## OBJETIVO DA TAREFA
Altere o trecho do texto sobre esbulho possessório que começa nas palavras "Todavia, em que" e termina após "do Código Penal.", trocando "querelantes" por "autores". Escreva o trecho novamente com essa troca.

## TEXTO PARA LEITURA
Dizem ter ocorrido a invasão da área, sem qualquer ordem judicial ou pedido em processo desapropriatório, atribuindo a responsabilidade pela ação à pessoa do Prefeito Municipal, tendo ele infringido a norma legal descrita.
Todavia, em que pese os argumentos aduzidos pelos querelantes, a rejeição da queixa se impõe.
Efetivamente, perceptível do exame percuciente dos autos, não figurarem os fatos narrados em desfavor do querelado na condição de esbulho possessório previsto no artigo 161, § 1º, inciso II, do Código Penal.
Vê-se, da redação do mencionado dispositivo legal, ser fundamental a ocorrência de invasão de área alheia, mediante violência ou grave ameaça à pessoa, ou ainda, mediante o concurso de duas ou mais pessoas.

## REGISTROS DE DADOS
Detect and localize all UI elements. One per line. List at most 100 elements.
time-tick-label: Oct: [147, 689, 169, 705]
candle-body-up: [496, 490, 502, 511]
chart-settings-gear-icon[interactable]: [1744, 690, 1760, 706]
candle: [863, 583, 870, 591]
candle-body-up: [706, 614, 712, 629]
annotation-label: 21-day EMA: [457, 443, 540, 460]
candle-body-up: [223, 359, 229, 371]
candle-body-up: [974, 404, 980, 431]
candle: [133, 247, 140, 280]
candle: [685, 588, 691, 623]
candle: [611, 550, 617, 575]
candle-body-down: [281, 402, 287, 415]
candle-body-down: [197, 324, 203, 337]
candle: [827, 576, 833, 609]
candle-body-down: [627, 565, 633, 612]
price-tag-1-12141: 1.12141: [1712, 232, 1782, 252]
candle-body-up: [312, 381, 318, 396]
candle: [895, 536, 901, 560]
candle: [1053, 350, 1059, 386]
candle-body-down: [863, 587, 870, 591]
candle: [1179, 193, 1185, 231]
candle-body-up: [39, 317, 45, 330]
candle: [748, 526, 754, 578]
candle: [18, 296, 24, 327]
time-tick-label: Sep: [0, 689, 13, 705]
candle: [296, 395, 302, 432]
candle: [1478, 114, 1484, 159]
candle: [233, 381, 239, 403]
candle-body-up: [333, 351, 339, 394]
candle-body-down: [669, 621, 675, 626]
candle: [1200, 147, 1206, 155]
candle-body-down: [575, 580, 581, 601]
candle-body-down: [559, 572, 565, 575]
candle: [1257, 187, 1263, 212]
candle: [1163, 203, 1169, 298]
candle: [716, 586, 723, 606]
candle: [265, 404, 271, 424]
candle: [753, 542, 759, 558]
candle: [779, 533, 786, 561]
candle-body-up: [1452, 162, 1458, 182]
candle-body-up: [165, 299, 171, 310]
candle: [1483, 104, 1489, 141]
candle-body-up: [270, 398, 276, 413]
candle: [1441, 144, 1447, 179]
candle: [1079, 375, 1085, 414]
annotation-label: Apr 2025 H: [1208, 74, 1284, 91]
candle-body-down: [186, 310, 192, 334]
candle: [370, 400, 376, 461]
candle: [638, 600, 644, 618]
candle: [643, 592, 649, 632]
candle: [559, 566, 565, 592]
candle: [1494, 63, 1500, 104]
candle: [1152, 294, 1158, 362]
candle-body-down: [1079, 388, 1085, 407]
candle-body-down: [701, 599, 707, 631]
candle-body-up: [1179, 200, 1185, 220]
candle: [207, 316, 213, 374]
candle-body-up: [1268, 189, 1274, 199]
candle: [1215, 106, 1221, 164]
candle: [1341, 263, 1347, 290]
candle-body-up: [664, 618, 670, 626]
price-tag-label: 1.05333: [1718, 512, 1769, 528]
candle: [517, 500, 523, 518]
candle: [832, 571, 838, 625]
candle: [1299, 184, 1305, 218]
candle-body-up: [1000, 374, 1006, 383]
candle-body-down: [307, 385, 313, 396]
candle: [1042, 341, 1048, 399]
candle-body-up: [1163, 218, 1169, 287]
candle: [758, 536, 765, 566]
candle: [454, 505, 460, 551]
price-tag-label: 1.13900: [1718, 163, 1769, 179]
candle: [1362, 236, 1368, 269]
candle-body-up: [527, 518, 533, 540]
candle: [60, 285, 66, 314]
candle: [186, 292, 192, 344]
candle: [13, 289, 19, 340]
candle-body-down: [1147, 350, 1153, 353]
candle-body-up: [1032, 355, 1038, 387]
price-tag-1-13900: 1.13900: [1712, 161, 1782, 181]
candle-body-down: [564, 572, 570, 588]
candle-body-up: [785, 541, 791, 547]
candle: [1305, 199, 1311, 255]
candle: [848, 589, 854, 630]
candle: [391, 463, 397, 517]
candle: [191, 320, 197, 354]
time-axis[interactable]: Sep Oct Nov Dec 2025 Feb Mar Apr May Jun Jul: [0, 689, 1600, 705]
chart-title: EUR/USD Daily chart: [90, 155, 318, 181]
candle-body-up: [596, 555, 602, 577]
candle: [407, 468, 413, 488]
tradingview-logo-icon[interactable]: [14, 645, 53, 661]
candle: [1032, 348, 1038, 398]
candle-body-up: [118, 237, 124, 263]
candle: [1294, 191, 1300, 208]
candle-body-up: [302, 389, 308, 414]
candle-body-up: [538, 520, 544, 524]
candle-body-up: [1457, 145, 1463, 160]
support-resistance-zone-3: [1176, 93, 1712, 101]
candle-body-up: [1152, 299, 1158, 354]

## RESPOSTA DO EXERCÍCIO
Todavia, em que pese os argumentos aduzidos pelos autores, a rejeição da queixa se impõe.
Efetivamente, perceptível do exame percuciente dos autos, não figurarem os fatos narrados em desfavor do querelado na condição de esbulho possessório previsto no artigo 161, § 1º, inciso II, do Código Penal.